Can you copy the material verbatim, from its first line through the line containing "data-point-marker bbox=[747, 683, 760, 696]", including both?

--*--

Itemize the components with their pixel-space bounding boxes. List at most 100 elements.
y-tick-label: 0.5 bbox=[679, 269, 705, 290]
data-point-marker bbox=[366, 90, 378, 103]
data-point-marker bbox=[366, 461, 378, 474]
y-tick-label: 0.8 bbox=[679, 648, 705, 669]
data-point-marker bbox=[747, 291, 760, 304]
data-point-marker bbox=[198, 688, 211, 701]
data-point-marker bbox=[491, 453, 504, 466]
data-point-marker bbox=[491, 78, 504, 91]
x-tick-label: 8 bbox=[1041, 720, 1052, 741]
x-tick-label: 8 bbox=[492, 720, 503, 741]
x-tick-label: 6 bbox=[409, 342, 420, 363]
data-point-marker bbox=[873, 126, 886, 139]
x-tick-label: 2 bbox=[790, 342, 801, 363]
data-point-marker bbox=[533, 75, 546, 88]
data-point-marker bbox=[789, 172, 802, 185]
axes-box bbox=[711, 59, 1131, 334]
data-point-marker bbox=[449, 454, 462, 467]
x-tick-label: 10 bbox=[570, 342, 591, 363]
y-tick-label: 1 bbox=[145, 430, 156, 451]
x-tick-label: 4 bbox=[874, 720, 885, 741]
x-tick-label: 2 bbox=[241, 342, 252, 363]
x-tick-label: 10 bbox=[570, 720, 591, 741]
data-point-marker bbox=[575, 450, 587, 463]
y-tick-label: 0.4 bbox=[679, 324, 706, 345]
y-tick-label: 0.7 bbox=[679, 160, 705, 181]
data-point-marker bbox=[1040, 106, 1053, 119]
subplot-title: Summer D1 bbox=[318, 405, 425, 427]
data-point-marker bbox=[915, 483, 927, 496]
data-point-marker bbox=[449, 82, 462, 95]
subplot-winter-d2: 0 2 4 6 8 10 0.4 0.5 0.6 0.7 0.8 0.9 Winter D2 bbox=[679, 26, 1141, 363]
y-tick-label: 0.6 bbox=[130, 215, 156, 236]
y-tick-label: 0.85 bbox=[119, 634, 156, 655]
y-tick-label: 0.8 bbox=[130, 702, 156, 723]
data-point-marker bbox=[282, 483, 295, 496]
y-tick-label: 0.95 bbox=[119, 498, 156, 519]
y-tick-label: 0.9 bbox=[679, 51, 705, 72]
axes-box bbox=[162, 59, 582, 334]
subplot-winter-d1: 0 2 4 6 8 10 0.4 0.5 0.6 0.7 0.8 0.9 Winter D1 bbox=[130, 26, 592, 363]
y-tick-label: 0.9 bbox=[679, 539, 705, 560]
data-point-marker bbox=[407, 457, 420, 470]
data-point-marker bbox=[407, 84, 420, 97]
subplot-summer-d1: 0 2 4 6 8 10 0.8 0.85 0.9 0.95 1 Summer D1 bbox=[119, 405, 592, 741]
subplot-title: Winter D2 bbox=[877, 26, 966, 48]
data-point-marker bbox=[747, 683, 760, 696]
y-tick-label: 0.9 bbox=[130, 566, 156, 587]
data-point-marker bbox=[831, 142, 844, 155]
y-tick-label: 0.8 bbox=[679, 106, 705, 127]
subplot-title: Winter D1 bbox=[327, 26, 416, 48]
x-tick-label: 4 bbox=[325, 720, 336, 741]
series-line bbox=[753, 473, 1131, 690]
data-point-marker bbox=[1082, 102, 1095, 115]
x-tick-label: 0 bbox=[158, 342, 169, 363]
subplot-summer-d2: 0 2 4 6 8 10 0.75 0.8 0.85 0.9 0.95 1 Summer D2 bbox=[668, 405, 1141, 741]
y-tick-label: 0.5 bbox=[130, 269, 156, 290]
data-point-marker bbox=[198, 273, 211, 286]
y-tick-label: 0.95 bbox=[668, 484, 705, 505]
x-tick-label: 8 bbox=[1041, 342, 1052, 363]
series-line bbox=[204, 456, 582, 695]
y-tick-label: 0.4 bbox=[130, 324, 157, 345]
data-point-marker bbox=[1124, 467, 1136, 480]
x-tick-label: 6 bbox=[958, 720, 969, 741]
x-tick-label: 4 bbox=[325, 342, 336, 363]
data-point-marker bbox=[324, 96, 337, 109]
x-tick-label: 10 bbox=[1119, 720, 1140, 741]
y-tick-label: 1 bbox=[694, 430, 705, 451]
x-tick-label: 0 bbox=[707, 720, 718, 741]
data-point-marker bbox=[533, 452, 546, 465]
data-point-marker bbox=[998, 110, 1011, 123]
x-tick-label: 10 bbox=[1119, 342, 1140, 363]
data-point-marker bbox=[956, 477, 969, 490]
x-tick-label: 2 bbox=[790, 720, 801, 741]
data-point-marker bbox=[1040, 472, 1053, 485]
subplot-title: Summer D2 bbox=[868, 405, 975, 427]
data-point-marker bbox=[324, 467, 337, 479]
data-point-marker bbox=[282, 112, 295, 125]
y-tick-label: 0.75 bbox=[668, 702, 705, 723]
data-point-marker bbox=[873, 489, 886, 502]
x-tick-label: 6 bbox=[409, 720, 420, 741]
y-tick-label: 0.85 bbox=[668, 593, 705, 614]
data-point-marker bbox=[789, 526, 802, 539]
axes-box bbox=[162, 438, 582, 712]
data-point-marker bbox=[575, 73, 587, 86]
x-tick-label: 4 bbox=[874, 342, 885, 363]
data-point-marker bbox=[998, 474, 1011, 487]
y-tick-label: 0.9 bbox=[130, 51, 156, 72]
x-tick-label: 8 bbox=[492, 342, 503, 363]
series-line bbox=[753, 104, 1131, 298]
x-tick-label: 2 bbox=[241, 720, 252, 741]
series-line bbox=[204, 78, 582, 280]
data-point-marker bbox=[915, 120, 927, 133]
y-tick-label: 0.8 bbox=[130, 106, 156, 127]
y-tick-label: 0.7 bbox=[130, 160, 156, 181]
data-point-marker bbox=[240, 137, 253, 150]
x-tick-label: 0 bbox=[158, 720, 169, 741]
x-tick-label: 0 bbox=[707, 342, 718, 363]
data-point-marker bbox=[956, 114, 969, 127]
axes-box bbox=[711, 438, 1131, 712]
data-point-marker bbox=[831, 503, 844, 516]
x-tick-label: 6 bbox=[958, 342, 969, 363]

--*--

## SOLUTION FOR THIS TASK
Itemize the components with their pixel-space bounding boxes. List at most 100 elements.
y-tick-label: 0.5 bbox=[679, 269, 705, 290]
data-point-marker bbox=[366, 90, 378, 103]
data-point-marker bbox=[366, 461, 378, 474]
y-tick-label: 0.8 bbox=[679, 648, 705, 669]
data-point-marker bbox=[747, 291, 760, 304]
data-point-marker bbox=[198, 688, 211, 701]
data-point-marker bbox=[491, 453, 504, 466]
data-point-marker bbox=[491, 78, 504, 91]
x-tick-label: 8 bbox=[1041, 720, 1052, 741]
x-tick-label: 8 bbox=[492, 720, 503, 741]
x-tick-label: 6 bbox=[409, 342, 420, 363]
data-point-marker bbox=[873, 126, 886, 139]
x-tick-label: 2 bbox=[790, 342, 801, 363]
data-point-marker bbox=[533, 75, 546, 88]
data-point-marker bbox=[789, 172, 802, 185]
axes-box bbox=[711, 59, 1131, 334]
data-point-marker bbox=[449, 454, 462, 467]
x-tick-label: 10 bbox=[570, 342, 591, 363]
y-tick-label: 1 bbox=[145, 430, 156, 451]
x-tick-label: 4 bbox=[874, 720, 885, 741]
x-tick-label: 2 bbox=[241, 342, 252, 363]
x-tick-label: 10 bbox=[570, 720, 591, 741]
data-point-marker bbox=[575, 450, 587, 463]
y-tick-label: 0.4 bbox=[679, 324, 706, 345]
y-tick-label: 0.7 bbox=[679, 160, 705, 181]
data-point-marker bbox=[1040, 106, 1053, 119]
subplot-title: Summer D1 bbox=[318, 405, 425, 427]
data-point-marker bbox=[915, 483, 927, 496]
data-point-marker bbox=[449, 82, 462, 95]
subplot-winter-d2: 0 2 4 6 8 10 0.4 0.5 0.6 0.7 0.8 0.9 Winter D2 bbox=[679, 26, 1141, 363]
y-tick-label: 0.6 bbox=[130, 215, 156, 236]
y-tick-label: 0.85 bbox=[119, 634, 156, 655]
y-tick-label: 0.8 bbox=[130, 702, 156, 723]
data-point-marker bbox=[282, 483, 295, 496]
y-tick-label: 0.95 bbox=[119, 498, 156, 519]
y-tick-label: 0.9 bbox=[679, 51, 705, 72]
axes-box bbox=[162, 59, 582, 334]
subplot-winter-d1: 0 2 4 6 8 10 0.4 0.5 0.6 0.7 0.8 0.9 Winter D1 bbox=[130, 26, 592, 363]
y-tick-label: 0.9 bbox=[679, 539, 705, 560]
data-point-marker bbox=[407, 457, 420, 470]
data-point-marker bbox=[407, 84, 420, 97]
subplot-summer-d1: 0 2 4 6 8 10 0.8 0.85 0.9 0.95 1 Summer D1 bbox=[119, 405, 592, 741]
subplot-title: Winter D2 bbox=[877, 26, 966, 48]
data-point-marker bbox=[747, 683, 760, 696]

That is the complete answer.